● **Text**
# Maine Blueberries



## AstroZomBEE (Aug 1, 2006)

Anyone else on here go to Maine blueberries?

I worked my first load down yesterday. According to all my scale tickets the bees lost on average 15lb worth of feed, but they were brooded up very good and full of bees.

Now I did ship them in with 20lb of hard sugar and pollen mix of our own concoction, of which most was consumed, and the occasional hive did have a box of honey on. Overall they did not make any honey, but they sure are in great shape for the next pollination job.

Here's a pic of some bees on the back of a hot truck ready to be unloaded. Most of my bees on blueberries consisted of a deep brood box, a shallow honey box, and a 2" riser where I put our homemade supplemental feed in case of inclement weather. Of which was well needed this year.



And this is me, in the middle of unloading the bees.


Aaron


More Photos HERE http://s1273.photobucket.com/user/astrozombee79/library/2014 Summer Back from Maine


----------



## Trevor Mansell (Jan 16, 2005)

Where in Maine did they go? Mine get loaded tonight out of the Ellsworth area.


----------



## AstroZomBEE (Aug 1, 2006)

These were down near Union, ME. The last 2 trucks from Union were loaded last night, and starting to gather in Blue Hill/Ellsworth area tonight. Trucks lined up for Monday, Tuesday, and Wednesday shipping next week.

We are still having a slight difficulty getting trucks to load.

Aaron

More Photos here
http://s1273.photobucket.com/user/astrozombee79/library/2014 Summer Back from Maine


----------



## Trevor Mansell (Jan 16, 2005)

Thats what Im hearing about the trucking situation, I guess the truckers are getting paid big $$ to haul pipes for some pipeline or something.


----------



## Keith Jarrett (Dec 10, 2006)

How much are you guys paying per mile?


----------



## Trevor Mansell (Jan 16, 2005)

I got my two loads at $2.90 , The broker was telling me some drivers are getting $4.00 a mile to haul pipe on the east coast. Its been really hard to find trucks out of Maine this year.


----------



## sqkcrk (Dec 10, 2005)

A friend here is running some hive this summer for another beekeeper and he says some of those hives have a box of honey to take off.


----------



## matt1954 (Sep 8, 2010)

● **Exercises to complete**
1. In the Maine blueberries thread, list the parts that made up most of the poster's hives on blueberries.
2. Print the Maine blueberries thread from "Thats what Im" to "(Dec 10, 2006)".

● **Supplied material**
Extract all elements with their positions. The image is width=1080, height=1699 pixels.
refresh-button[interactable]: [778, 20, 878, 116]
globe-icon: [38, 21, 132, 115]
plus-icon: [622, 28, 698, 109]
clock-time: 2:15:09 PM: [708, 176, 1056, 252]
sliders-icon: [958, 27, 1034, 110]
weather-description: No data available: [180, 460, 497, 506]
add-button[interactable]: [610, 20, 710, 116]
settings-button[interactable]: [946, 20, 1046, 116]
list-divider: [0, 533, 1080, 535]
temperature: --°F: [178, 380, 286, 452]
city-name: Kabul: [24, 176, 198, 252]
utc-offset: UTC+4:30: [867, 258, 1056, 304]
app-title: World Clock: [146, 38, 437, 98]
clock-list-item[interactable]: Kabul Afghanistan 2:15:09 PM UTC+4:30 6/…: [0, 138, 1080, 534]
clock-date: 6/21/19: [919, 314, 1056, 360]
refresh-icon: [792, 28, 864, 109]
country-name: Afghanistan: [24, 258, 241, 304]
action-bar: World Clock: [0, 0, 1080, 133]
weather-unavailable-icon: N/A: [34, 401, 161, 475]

● **Written answers**
1.
- a deep brood box
- a shallow honey box
- a 2" riser for the homemade supplemental feed

2.
Thats what Im hearing about the trucking situation, I guess the truckers are getting paid big $$ to haul pipes for some pipeline or something.


----------



## Keith Jarrett (Dec 10, 2006)